(Dataset items)
= = = = =
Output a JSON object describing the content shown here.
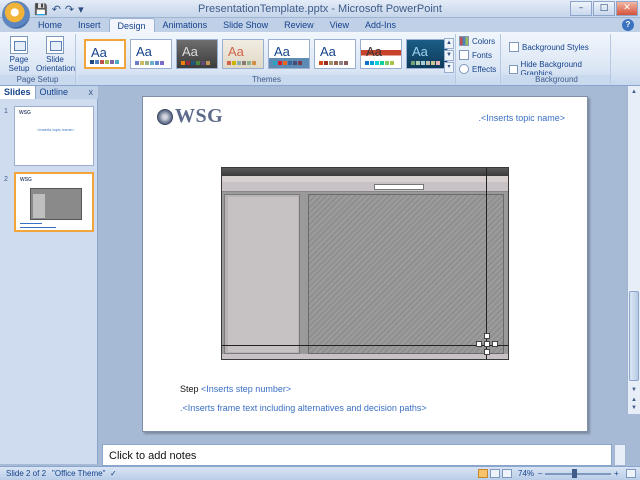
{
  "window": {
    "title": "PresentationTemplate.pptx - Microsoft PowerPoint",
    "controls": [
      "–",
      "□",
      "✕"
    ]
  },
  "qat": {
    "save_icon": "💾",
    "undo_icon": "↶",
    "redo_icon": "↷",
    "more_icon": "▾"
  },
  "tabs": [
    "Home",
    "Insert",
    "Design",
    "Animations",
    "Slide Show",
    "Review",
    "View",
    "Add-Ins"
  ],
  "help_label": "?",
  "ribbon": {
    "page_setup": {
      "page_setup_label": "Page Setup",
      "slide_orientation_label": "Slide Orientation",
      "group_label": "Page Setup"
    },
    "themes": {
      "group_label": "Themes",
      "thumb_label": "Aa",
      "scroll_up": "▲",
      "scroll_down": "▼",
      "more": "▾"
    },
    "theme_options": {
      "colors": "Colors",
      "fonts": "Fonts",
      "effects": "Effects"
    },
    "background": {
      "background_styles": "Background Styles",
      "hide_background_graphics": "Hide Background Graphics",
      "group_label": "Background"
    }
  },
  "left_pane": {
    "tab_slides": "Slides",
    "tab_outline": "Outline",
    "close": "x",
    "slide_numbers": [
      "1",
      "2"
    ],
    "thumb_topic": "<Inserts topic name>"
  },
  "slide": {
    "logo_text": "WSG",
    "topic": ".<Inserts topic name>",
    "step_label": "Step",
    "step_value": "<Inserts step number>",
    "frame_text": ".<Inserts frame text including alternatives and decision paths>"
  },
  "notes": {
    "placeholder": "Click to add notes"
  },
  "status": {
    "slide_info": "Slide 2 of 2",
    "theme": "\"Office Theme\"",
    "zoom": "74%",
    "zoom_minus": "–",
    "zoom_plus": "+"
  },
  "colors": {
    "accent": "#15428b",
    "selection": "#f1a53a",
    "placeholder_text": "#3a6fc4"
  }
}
= = = = =
▶ TASK TO COMPLETE:
Quote the data above in full and without alteration; skip the pictures.

▶ PROBLEM SOLUTION:
Output a JSON object describing the content shown here.
{
  "window": {
    "title": "PresentationTemplate.pptx - Microsoft PowerPoint",
    "controls": [
      "–",
      "□",
      "✕"
    ]
  },
  "qat": {
    "save_icon": "💾",
    "undo_icon": "↶",
    "redo_icon": "↷",
    "more_icon": "▾"
  },
  "tabs": [
    "Home",
    "Insert",
    "Design",
    "Animations",
    "Slide Show",
    "Review",
    "View",
    "Add-Ins"
  ],
  "help_label": "?",
  "ribbon": {
    "page_setup": {
      "page_setup_label": "Page Setup",
      "slide_orientation_label": "Slide Orientation",
      "group_label": "Page Setup"
    },
    "themes": {
      "group_label": "Themes",
      "thumb_label": "Aa",
      "scroll_up": "▲",
      "scroll_down": "▼",
      "more": "▾"
    },
    "theme_options": {
      "colors": "Colors",
      "fonts": "Fonts",
      "effects": "Effects"
    },
    "background": {
      "background_styles": "Background Styles",
      "hide_background_graphics": "Hide Background Graphics",
      "group_label": "Background"
    }
  },
  "left_pane": {
    "tab_slides": "Slides",
    "tab_outline": "Outline",
    "close": "x",
    "slide_numbers": [
      "1",
      "2"
    ],
    "thumb_topic": "<Inserts topic name>"
  },
  "slide": {
    "logo_text": "WSG",
    "topic": ".<Inserts topic name>",
    "step_label": "Step",
    "step_value": "<Inserts step number>",
    "frame_text": ".<Inserts frame text including alternatives and decision paths>"
  },
  "notes": {
    "placeholder": "Click to add notes"
  },
  "status": {
    "slide_info": "Slide 2 of 2",
    "theme": "\"Office Theme\"",
    "zoom": "74%",
    "zoom_minus": "–",
    "zoom_plus": "+"
  },
  "colors": {
    "accent": "#15428b",
    "selection": "#f1a53a",
    "placeholder_text": "#3a6fc4"
  }
}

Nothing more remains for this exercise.